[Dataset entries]
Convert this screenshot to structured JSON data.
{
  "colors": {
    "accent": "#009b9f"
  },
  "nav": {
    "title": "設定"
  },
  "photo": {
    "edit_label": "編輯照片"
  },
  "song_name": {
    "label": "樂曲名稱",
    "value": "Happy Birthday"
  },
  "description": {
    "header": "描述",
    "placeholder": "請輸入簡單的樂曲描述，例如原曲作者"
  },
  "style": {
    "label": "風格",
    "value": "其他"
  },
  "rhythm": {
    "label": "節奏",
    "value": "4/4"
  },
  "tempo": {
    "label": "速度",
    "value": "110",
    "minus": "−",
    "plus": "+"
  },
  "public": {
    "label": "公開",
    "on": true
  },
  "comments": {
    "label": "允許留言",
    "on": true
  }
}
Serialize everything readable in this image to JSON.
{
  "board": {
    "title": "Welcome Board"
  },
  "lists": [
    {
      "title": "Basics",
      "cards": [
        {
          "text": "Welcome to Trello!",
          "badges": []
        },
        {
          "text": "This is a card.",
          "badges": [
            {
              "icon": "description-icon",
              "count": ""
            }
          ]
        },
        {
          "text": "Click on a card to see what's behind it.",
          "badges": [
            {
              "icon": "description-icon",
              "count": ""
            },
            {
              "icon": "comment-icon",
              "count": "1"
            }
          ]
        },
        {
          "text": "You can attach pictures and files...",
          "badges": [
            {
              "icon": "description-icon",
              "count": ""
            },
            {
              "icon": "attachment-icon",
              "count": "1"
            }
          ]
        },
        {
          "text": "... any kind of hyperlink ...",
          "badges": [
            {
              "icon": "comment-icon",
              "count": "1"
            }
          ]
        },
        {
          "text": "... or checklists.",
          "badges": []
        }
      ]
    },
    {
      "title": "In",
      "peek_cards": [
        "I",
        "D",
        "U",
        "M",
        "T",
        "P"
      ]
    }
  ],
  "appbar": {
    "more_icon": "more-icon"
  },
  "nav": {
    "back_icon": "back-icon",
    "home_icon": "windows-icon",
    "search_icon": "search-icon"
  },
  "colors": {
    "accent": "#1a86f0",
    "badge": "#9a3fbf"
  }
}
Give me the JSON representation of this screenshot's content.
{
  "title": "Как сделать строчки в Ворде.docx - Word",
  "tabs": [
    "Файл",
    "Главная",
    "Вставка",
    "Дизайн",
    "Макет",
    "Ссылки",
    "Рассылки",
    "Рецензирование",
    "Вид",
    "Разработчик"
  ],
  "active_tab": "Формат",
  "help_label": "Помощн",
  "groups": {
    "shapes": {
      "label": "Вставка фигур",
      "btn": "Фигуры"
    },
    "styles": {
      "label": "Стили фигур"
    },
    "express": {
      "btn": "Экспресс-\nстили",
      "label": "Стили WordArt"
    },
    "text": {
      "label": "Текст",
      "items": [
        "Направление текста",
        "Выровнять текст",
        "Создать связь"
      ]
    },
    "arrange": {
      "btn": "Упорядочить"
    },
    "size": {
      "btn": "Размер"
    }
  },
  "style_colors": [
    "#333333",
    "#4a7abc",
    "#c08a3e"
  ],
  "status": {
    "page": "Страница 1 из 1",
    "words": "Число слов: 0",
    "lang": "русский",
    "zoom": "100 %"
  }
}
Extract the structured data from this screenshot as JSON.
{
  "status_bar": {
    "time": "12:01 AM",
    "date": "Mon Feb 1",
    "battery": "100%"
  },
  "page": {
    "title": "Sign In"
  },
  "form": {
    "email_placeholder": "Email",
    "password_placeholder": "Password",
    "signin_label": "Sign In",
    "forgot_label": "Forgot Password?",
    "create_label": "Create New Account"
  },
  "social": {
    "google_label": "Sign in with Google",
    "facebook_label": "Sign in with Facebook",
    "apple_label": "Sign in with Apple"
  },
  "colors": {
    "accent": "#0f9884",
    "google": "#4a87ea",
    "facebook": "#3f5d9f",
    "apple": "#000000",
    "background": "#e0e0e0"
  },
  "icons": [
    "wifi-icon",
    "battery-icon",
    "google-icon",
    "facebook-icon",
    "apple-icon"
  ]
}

* [Exercise prompt]: In the listing above, locate each line with "Sign" and copy it.

* [Expected output]:
    "title": "Sign In"
    "signin_label": "Sign In",
    "google_label": "Sign in with Google",
    "facebook_label": "Sign in with Facebook",
    "apple_label": "Sign in with Apple"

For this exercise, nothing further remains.